REQUIREMENT: Turn the material from its start through the line containing "meta-label: Request Method: —" into a numbered list, omitting any blank lines.

DATA SUPPLIED:
---

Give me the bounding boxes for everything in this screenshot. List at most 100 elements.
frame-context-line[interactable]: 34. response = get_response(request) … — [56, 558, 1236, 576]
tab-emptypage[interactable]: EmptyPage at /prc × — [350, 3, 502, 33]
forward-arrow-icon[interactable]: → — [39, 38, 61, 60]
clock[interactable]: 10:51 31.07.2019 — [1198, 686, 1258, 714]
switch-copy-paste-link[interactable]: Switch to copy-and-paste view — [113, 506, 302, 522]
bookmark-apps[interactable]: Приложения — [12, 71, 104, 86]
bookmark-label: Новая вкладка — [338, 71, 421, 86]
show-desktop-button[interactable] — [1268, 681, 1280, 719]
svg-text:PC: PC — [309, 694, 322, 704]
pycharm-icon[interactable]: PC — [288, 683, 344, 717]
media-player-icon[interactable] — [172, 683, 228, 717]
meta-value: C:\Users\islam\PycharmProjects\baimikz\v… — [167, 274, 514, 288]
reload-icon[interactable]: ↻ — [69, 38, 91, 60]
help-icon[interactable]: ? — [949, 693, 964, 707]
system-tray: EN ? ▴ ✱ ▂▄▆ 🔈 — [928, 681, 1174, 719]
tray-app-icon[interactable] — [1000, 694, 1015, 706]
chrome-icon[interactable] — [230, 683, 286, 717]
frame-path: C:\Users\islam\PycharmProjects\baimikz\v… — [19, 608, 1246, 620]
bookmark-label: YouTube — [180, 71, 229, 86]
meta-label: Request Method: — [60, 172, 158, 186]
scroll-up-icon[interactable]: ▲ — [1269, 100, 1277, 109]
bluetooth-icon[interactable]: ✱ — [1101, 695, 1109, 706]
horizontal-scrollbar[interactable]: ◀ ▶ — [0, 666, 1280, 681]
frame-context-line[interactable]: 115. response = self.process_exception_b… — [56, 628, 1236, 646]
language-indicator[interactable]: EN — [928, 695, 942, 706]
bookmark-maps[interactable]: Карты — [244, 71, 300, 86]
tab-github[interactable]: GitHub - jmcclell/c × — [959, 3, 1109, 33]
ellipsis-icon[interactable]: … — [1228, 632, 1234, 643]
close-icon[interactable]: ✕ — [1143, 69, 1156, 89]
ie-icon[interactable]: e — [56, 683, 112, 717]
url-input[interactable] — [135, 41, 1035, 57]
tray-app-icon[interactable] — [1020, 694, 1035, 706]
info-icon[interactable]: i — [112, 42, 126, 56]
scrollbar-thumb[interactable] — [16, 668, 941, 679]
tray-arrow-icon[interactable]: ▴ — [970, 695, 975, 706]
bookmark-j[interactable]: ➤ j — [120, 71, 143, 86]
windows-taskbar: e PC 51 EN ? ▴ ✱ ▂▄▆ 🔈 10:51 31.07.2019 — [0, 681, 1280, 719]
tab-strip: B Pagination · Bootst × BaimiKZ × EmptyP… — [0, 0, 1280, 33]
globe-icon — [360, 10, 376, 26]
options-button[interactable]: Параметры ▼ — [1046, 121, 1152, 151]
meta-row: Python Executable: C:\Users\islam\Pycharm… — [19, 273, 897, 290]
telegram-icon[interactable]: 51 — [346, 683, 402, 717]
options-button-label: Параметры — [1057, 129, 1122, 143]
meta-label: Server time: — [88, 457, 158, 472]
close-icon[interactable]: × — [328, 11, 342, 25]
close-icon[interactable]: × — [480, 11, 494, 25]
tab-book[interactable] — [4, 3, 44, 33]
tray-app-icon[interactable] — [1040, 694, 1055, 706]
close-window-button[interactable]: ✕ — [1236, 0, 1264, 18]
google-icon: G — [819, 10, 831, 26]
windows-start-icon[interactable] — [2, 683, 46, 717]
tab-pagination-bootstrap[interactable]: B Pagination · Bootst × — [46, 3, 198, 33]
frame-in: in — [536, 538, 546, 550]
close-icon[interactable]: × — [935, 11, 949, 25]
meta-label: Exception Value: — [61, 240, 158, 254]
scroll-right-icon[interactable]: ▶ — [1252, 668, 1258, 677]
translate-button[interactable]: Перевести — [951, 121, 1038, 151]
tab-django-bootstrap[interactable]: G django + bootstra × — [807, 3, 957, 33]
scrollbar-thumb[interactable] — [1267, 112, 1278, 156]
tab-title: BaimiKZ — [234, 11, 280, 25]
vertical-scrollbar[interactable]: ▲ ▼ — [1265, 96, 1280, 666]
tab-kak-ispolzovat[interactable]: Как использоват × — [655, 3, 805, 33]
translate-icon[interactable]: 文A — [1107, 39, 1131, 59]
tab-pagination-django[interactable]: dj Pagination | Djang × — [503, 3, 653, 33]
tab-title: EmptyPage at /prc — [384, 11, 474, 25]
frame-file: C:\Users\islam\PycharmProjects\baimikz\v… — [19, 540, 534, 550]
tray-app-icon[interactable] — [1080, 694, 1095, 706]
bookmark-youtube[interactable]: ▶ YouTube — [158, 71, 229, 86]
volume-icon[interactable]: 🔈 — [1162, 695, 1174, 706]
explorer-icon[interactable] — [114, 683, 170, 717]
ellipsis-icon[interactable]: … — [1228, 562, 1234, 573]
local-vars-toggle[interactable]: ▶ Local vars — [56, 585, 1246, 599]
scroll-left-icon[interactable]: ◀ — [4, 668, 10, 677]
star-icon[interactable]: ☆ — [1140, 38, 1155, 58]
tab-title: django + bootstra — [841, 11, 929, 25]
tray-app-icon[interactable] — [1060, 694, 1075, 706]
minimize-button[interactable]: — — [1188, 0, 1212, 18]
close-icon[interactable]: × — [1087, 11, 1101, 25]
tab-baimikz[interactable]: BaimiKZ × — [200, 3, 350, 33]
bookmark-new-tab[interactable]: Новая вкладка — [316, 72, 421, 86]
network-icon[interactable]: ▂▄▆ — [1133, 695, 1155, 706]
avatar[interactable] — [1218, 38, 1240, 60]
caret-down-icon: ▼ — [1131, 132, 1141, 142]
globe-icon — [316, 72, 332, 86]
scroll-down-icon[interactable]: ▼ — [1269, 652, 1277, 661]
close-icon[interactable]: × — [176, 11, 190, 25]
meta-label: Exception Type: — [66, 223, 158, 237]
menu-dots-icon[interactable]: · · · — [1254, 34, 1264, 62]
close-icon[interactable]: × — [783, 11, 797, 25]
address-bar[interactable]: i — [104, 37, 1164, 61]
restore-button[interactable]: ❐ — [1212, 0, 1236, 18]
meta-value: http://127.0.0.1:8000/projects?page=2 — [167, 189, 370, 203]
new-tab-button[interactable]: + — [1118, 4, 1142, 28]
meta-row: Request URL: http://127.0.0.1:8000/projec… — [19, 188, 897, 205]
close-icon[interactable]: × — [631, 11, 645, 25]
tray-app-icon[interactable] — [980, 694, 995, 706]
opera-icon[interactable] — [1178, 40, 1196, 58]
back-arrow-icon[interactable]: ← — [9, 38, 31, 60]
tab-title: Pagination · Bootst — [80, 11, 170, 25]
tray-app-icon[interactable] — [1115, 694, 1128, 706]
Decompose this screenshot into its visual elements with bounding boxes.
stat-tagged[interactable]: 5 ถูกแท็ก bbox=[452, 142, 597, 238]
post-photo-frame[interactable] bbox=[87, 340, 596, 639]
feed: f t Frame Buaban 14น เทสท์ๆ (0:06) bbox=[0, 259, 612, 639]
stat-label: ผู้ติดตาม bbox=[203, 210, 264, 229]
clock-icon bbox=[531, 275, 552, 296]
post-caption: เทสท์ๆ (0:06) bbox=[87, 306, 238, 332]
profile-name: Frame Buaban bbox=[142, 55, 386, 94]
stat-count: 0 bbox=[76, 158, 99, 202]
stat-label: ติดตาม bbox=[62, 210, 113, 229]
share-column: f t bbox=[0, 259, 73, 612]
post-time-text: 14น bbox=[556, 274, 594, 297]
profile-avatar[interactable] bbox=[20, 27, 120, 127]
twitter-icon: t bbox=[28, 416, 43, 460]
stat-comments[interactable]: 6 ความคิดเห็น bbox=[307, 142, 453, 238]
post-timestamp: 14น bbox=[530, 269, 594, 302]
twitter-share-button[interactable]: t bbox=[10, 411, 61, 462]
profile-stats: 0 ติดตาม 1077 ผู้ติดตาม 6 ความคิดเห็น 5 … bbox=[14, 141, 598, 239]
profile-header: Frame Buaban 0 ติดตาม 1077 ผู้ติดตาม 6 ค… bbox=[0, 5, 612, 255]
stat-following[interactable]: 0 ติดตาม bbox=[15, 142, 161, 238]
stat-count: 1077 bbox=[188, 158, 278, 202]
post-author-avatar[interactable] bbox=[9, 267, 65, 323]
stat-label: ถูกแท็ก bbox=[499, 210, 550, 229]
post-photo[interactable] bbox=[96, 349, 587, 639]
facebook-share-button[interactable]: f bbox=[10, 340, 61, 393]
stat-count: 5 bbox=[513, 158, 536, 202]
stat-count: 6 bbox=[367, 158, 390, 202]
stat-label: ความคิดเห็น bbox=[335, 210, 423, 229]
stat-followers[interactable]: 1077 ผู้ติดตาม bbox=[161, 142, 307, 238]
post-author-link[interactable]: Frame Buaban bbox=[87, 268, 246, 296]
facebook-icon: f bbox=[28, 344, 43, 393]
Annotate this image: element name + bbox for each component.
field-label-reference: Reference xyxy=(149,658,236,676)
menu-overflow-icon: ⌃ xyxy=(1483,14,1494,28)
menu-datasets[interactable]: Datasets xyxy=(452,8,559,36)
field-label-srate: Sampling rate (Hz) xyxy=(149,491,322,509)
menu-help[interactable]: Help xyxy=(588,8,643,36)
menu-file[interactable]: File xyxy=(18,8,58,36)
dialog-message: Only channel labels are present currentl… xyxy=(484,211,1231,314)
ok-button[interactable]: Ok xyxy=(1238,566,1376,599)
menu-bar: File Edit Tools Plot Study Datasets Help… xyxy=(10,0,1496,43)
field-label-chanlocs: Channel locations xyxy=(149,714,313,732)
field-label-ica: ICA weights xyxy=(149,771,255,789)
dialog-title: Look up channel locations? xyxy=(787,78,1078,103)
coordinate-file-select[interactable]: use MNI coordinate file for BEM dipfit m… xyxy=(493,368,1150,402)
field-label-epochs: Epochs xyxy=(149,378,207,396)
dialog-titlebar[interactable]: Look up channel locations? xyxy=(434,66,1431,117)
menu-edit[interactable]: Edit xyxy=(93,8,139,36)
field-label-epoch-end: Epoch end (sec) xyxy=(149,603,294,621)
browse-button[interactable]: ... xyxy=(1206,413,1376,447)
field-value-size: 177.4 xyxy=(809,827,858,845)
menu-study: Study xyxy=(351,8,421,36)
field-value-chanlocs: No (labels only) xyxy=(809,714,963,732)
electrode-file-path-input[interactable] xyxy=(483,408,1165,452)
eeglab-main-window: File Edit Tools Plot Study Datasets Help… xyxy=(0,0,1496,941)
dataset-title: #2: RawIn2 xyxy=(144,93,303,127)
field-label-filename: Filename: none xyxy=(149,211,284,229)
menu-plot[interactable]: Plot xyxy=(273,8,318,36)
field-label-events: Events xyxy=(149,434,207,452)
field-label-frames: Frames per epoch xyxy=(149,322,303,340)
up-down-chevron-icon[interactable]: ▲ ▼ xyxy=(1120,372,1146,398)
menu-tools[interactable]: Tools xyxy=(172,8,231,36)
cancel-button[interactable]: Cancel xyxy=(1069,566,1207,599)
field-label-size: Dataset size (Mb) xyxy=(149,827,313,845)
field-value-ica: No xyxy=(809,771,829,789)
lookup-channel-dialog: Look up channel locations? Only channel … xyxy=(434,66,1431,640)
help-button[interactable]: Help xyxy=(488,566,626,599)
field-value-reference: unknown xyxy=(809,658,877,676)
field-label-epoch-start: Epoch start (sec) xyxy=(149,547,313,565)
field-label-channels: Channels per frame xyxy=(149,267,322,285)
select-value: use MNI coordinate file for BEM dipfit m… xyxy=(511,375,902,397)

---

RESULT:
1. Give me the bounding boxes for everything in this screenshot. List at most 100 elements.
2. frame-context-line[interactable]: 34. response = get_response(request) … — [56, 558, 1236, 576]
3. tab-emptypage[interactable]: EmptyPage at /prc × — [350, 3, 502, 33]
4. forward-arrow-icon[interactable]: → — [39, 38, 61, 60]
5. clock[interactable]: 10:51 31.07.2019 — [1198, 686, 1258, 714]
6. switch-copy-paste-link[interactable]: Switch to copy-and-paste view — [113, 506, 302, 522]
7. bookmark-apps[interactable]: Приложения — [12, 71, 104, 86]
8. bookmark-label: Новая вкладка — [338, 71, 421, 86]
9. show-desktop-button[interactable] — [1268, 681, 1280, 719]
10. svg-text:PC: PC — [309, 694, 322, 704]
11. pycharm-icon[interactable]: PC — [288, 683, 344, 717]
12. media-player-icon[interactable] — [172, 683, 228, 717]
13. meta-value: C:\Users\islam\PycharmProjects\baimikz\v… — [167, 274, 514, 288]
14. reload-icon[interactable]: ↻ — [69, 38, 91, 60]
15. help-icon[interactable]: ? — [949, 693, 964, 707]
16. system-tray: EN ? ▴ ✱ ▂▄▆ 🔈 — [928, 681, 1174, 719]
17. tray-app-icon[interactable] — [1000, 694, 1015, 706]
18. chrome-icon[interactable] — [230, 683, 286, 717]
19. frame-path: C:\Users\islam\PycharmProjects\baimikz\v… — [19, 608, 1246, 620]
20. bookmark-label: YouTube — [180, 71, 229, 86]
21. meta-label: Request Method: — [60, 172, 158, 186]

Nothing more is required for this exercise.